_WORK TO DO_
Look through the data below. Collect every line where the word "районная" occurs.

_RECORDS SUPPLIED_
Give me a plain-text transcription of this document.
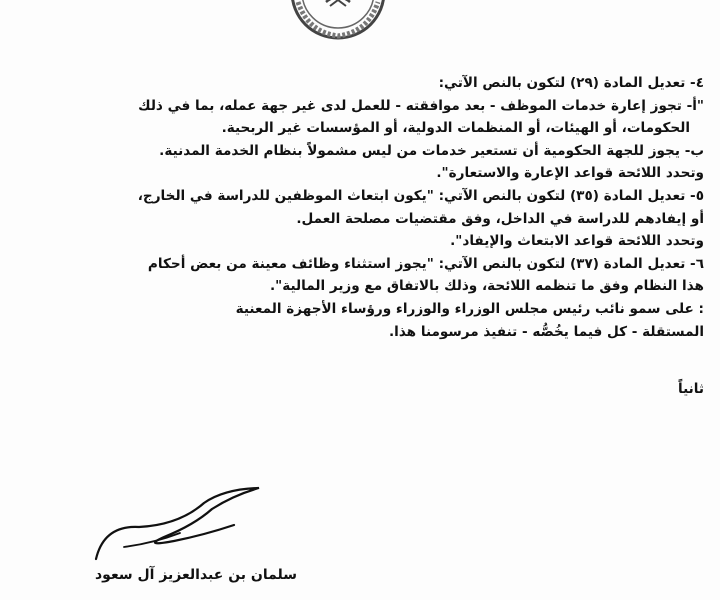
٤- تعديل المادة (٢٩) لتكون بالنص الآتي:

"أ- تجوز إعارة خدمات الموظف - بعد موافقته - للعمل لدى غير جهة عمله، بما في ذلك

الحكومات، أو الهيئات، أو المنظمات الدولية، أو المؤسسات غير الربحية.

ب- يجوز للجهة الحكومية أن تستعير خدمات من ليس مشمولاً بنظام الخدمة المدنية.

وتحدد اللائحة قواعد الإعارة والاستعارة".

٥- تعديل المادة (٣٥) لتكون بالنص الآتي: "يكون ابتعاث الموظفين للدراسة في الخارج،

أو إيفادهم للدراسة في الداخل، وفق مقتضيات مصلحة العمل.

وتحدد اللائحة قواعد الابتعاث والإيفاد".

٦- تعديل المادة (٣٧) لتكون بالنص الآتي: "يجوز استثناء وظائف معينة من بعض أحكام

هذا النظام وفق ما تنظمه اللائحة، وذلك بالاتفاق مع وزير المالية".

ثانياً

: على سمو نائب رئيس مجلس الوزراء والوزراء ورؤساء الأجهزة المعنية

المستقلة - كل فيما يخُصُّه - تنفيذ مرسومنا هذا.

سلمان بن عبدالعزيز آل سعود
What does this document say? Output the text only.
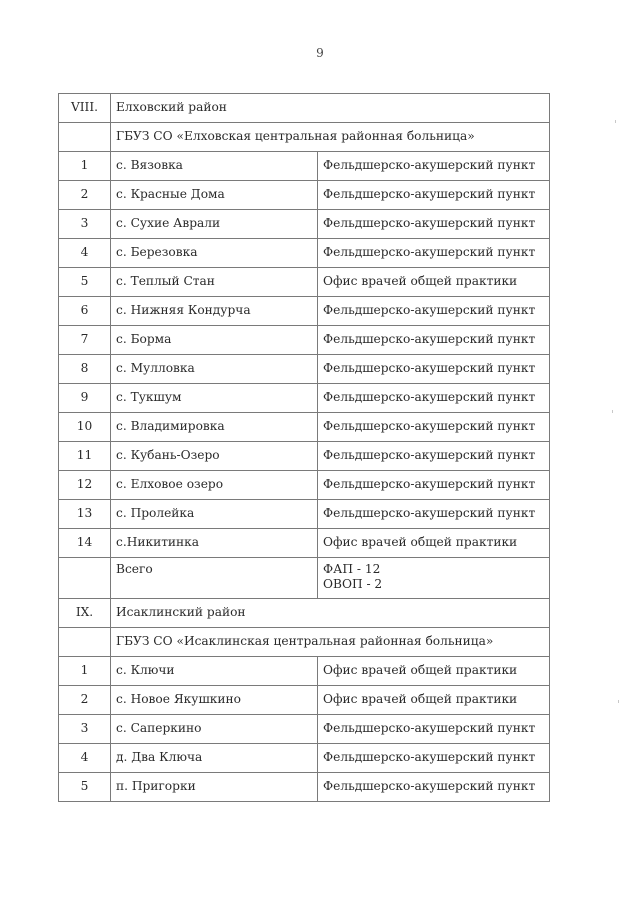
9
VIII.	Елховский район	
	ГБУЗ СО «Елховская центральная районная больница»	
1	с. Вязовка	Фельдшерско-акушерский пункт
2	с. Красные Дома	Фельдшерско-акушерский пункт
3	с. Сухие Аврали	Фельдшерско-акушерский пункт
4	с. Березовка	Фельдшерско-акушерский пункт
5	с. Теплый Стан	Офис врачей общей практики
6	с. Нижняя Кондурча	Фельдшерско-акушерский пункт
7	с. Борма	Фельдшерско-акушерский пункт
8	с. Мулловка	Фельдшерско-акушерский пункт
9	с. Тукшум	Фельдшерско-акушерский пункт
10	с. Владимировка	Фельдшерско-акушерский пункт
11	с. Кубань-Озеро	Фельдшерско-акушерский пункт
12	с. Елховое озеро	Фельдшерско-акушерский пункт
13	с. Пролейка	Фельдшерско-акушерский пункт
14	с.Никитинка	Офис врачей общей практики
	Всего	ФАП - 12
ОВОП - 2

IX.	Исаклинский район	
	ГБУЗ СО «Исаклинская центральная районная больница»	
1	с. Ключи	Офис врачей общей практики
2	с. Новое Якушкино	Офис врачей общей практики
3	с. Саперкино	Фельдшерско-акушерский пункт
4	д. Два Ключа	Фельдшерско-акушерский пункт
5	п. Пригорки	Фельдшерско-акушерский пункт
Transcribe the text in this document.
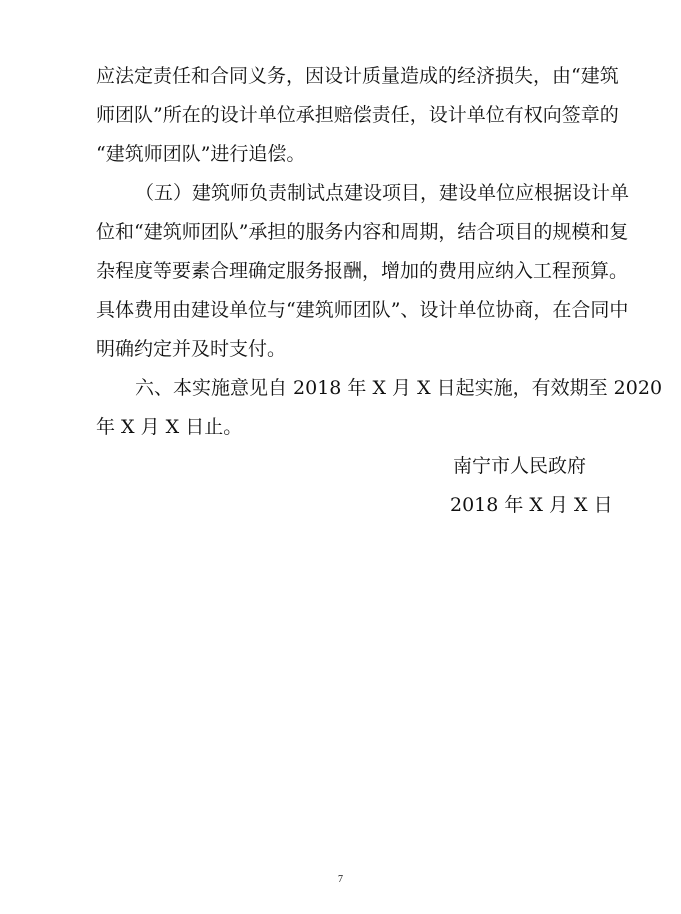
应法定责任和合同义务，因设计质量造成的经济损失，由“建筑
师团队”所在的设计单位承担赔偿责任，设计单位有权向签章的
“建筑师团队”进行追偿。
（五）建筑师负责制试点建设项目，建设单位应根据设计单
位和“建筑师团队”承担的服务内容和周期，结合项目的规模和复
杂程度等要素合理确定服务报酬，增加的费用应纳入工程预算。
具体费用由建设单位与“建筑师团队”、设计单位协商，在合同中
明确约定并及时支付。
六、本实施意见自 2018 年 X 月 X 日起实施，有效期至 2020
年 X 月 X 日止。
南宁市人民政府
2018 年 X 月 X 日
7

_SOLUTION FOR THIS TASK_
	ГБУЗ СО «Елховская центральная районная больница»	
	ГБУЗ СО «Исаклинская центральная районная больница»	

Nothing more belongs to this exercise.